* Written instruction *
Quote, without change, all of the lines that follow.

### Material for this exercise ###

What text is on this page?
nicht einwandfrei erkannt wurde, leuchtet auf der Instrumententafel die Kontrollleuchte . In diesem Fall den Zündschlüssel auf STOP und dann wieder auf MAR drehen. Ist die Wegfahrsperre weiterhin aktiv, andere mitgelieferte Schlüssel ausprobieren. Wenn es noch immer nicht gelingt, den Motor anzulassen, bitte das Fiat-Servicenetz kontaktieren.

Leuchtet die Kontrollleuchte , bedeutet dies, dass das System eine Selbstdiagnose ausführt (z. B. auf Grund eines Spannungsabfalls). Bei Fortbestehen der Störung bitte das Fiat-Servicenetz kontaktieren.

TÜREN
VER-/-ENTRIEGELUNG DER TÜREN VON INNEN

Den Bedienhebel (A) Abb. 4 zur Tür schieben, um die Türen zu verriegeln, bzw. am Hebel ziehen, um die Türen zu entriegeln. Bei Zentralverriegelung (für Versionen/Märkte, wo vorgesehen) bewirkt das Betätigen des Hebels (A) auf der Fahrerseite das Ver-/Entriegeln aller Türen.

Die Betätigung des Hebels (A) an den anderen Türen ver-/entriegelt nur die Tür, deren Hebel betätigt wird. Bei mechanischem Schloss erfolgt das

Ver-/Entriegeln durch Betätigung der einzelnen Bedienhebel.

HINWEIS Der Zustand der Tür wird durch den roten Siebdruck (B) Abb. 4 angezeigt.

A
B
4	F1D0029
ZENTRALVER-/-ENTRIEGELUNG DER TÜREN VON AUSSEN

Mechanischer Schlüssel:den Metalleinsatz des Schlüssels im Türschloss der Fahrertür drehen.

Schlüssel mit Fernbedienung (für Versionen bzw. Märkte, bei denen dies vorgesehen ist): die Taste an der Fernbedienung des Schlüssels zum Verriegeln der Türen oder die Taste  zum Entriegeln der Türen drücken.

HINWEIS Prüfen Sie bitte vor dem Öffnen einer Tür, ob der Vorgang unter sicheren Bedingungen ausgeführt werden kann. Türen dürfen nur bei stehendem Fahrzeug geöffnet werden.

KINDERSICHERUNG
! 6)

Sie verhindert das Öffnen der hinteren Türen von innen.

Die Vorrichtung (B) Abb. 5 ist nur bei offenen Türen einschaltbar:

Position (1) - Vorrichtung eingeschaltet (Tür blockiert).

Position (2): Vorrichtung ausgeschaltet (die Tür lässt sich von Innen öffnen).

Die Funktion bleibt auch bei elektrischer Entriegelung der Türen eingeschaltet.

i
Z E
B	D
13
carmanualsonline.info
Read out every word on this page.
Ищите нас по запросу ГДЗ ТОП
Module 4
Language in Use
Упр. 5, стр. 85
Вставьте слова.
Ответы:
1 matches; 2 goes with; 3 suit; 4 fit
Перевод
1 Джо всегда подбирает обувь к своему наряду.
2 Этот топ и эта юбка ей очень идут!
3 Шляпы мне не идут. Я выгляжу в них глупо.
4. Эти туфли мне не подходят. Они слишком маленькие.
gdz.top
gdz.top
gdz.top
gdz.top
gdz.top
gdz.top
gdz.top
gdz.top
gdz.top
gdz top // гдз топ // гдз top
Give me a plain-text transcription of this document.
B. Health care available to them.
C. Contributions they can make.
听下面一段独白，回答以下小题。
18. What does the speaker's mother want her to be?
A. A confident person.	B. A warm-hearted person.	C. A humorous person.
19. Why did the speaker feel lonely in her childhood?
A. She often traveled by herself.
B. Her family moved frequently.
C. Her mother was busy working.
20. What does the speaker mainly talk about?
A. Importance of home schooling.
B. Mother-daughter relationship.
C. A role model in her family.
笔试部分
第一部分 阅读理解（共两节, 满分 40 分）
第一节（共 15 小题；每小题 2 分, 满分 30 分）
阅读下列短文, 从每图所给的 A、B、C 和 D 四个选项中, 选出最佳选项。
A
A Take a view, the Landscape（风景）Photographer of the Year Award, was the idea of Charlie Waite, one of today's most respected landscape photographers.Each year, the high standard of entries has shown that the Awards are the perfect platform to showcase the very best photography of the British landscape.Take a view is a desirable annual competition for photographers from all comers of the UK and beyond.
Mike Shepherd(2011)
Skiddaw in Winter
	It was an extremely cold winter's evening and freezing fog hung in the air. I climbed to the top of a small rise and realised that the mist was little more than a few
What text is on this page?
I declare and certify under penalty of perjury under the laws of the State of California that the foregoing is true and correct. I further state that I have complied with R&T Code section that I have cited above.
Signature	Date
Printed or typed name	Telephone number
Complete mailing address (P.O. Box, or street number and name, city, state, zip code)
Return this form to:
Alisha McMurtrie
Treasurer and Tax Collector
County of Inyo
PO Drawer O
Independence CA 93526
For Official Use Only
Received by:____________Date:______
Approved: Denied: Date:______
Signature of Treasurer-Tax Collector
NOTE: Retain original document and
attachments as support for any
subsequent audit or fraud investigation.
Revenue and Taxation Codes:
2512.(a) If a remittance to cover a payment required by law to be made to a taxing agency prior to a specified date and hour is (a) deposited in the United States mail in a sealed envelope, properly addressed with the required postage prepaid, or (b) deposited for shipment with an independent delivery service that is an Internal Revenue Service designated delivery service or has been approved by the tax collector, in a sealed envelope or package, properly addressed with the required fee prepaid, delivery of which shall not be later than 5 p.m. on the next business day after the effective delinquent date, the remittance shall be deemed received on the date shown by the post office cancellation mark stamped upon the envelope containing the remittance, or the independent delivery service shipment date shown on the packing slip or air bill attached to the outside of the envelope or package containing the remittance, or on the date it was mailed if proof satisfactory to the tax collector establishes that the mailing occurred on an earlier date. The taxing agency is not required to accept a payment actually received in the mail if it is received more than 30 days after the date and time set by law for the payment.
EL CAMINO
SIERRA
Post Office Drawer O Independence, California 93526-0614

###

* Task output *
What text is on this page?
nicht einwandfrei erkannt wurde, leuchtet auf der Instrumententafel die Kontrollleuchte . In diesem Fall den Zündschlüssel auf STOP und dann wieder auf MAR drehen. Ist die Wegfahrsperre weiterhin aktiv, andere mitgelieferte Schlüssel ausprobieren. Wenn es noch immer nicht gelingt, den Motor anzulassen, bitte das Fiat-Servicenetz kontaktieren.

Leuchtet die Kontrollleuchte , bedeutet dies, dass das System eine Selbstdiagnose ausführt (z. B. auf Grund eines Spannungsabfalls). Bei Fortbestehen der Störung bitte das Fiat-Servicenetz kontaktieren.

TÜREN
VER-/-ENTRIEGELUNG DER TÜREN VON INNEN

Den Bedienhebel (A) Abb. 4 zur Tür schieben, um die Türen zu verriegeln, bzw. am Hebel ziehen, um die Türen zu entriegeln. Bei Zentralverriegelung (für Versionen/Märkte, wo vorgesehen) bewirkt das Betätigen des Hebels (A) auf der Fahrerseite das Ver-/Entriegeln aller Türen.

Die Betätigung des Hebels (A) an den anderen Türen ver-/entriegelt nur die Tür, deren Hebel betätigt wird. Bei mechanischem Schloss erfolgt das

Ver-/Entriegeln durch Betätigung der einzelnen Bedienhebel.

HINWEIS Der Zustand der Tür wird durch den roten Siebdruck (B) Abb. 4 angezeigt.

A
B
4	F1D0029
ZENTRALVER-/-ENTRIEGELUNG DER TÜREN VON AUSSEN

Mechanischer Schlüssel:den Metalleinsatz des Schlüssels im Türschloss der Fahrertür drehen.

Schlüssel mit Fernbedienung (für Versionen bzw. Märkte, bei denen dies vorgesehen ist): die Taste an der Fernbedienung des Schlüssels zum Verriegeln der Türen oder die Taste  zum Entriegeln der Türen drücken.

HINWEIS Prüfen Sie bitte vor dem Öffnen einer Tür, ob der Vorgang unter sicheren Bedingungen ausgeführt werden kann. Türen dürfen nur bei stehendem Fahrzeug geöffnet werden.

KINDERSICHERUNG
! 6)

Sie verhindert das Öffnen der hinteren Türen von innen.

Die Vorrichtung (B) Abb. 5 ist nur bei offenen Türen einschaltbar:

Position (1) - Vorrichtung eingeschaltet (Tür blockiert).

Position (2): Vorrichtung ausgeschaltet (die Tür lässt sich von Innen öffnen).

Die Funktion bleibt auch bei elektrischer Entriegelung der Türen eingeschaltet.

i
Z E
B	D
13
carmanualsonline.info
Read out every word on this page.
Ищите нас по запросу ГДЗ ТОП
Module 4
Language in Use
Упр. 5, стр. 85
Вставьте слова.
Ответы:
1 matches; 2 goes with; 3 suit; 4 fit
Перевод
1 Джо всегда подбирает обувь к своему наряду.
2 Этот топ и эта юбка ей очень идут!
3 Шляпы мне не идут. Я выгляжу в них глупо.
4. Эти туфли мне не подходят. Они слишком маленькие.
gdz.top
gdz.top
gdz.top
gdz.top
gdz.top
gdz.top
gdz.top
gdz.top
gdz.top
gdz top // гдз топ // гдз top
Give me a plain-text transcription of this document.
B. Health care available to them.
C. Contributions they can make.
听下面一段独白，回答以下小题。
18. What does the speaker's mother want her to be?
A. A confident person.	B. A warm-hearted person.	C. A humorous person.
19. Why did the speaker feel lonely in her childhood?
A. She often traveled by herself.
B. Her family moved frequently.
C. Her mother was busy working.
20. What does the speaker mainly talk about?
A. Importance of home schooling.
B. Mother-daughter relationship.
C. A role model in her family.
笔试部分
第一部分 阅读理解（共两节, 满分 40 分）
第一节（共 15 小题；每小题 2 分, 满分 30 分）
阅读下列短文, 从每图所给的 A、B、C 和 D 四个选项中, 选出最佳选项。
A
A Take a view, the Landscape（风景）Photographer of the Year Award, was the idea of Charlie Waite, one of today's most respected landscape photographers.Each year, the high standard of entries has shown that the Awards are the perfect platform to showcase the very best photography of the British landscape.Take a view is a desirable annual competition for photographers from all comers of the UK and beyond.
Mike Shepherd(2011)
Skiddaw in Winter
	It was an extremely cold winter's evening and freezing fog hung in the air. I climbed to the top of a small rise and realised that the mist was little more than a few
What text is on this page?
I declare and certify under penalty of perjury under the laws of the State of California that the foregoing is true and correct. I further state that I have complied with R&T Code section that I have cited above.
Signature	Date
Printed or typed name	Telephone number
Complete mailing address (P.O. Box, or street number and name, city, state, zip code)
Return this form to:
Alisha McMurtrie
Treasurer and Tax Collector
County of Inyo
PO Drawer O
Independence CA 93526
For Official Use Only
Received by:____________Date:______
Approved: Denied: Date:______
Signature of Treasurer-Tax Collector
NOTE: Retain original document and
attachments as support for any
subsequent audit or fraud investigation.
Revenue and Taxation Codes:
2512.(a) If a remittance to cover a payment required by law to be made to a taxing agency prior to a specified date and hour is (a) deposited in the United States mail in a sealed envelope, properly addressed with the required postage prepaid, or (b) deposited for shipment with an independent delivery service that is an Internal Revenue Service designated delivery service or has been approved by the tax collector, in a sealed envelope or package, properly addressed with the required fee prepaid, delivery of which shall not be later than 5 p.m. on the next business day after the effective delinquent date, the remittance shall be deemed received on the date shown by the post office cancellation mark stamped upon the envelope containing the remittance, or the independent delivery service shipment date shown on the packing slip or air bill attached to the outside of the envelope or package containing the remittance, or on the date it was mailed if proof satisfactory to the tax collector establishes that the mailing occurred on an earlier date. The taxing agency is not required to accept a payment actually received in the mail if it is received more than 30 days after the date and time set by law for the payment.
EL CAMINO
SIERRA
Post Office Drawer O Independence, California 93526-0614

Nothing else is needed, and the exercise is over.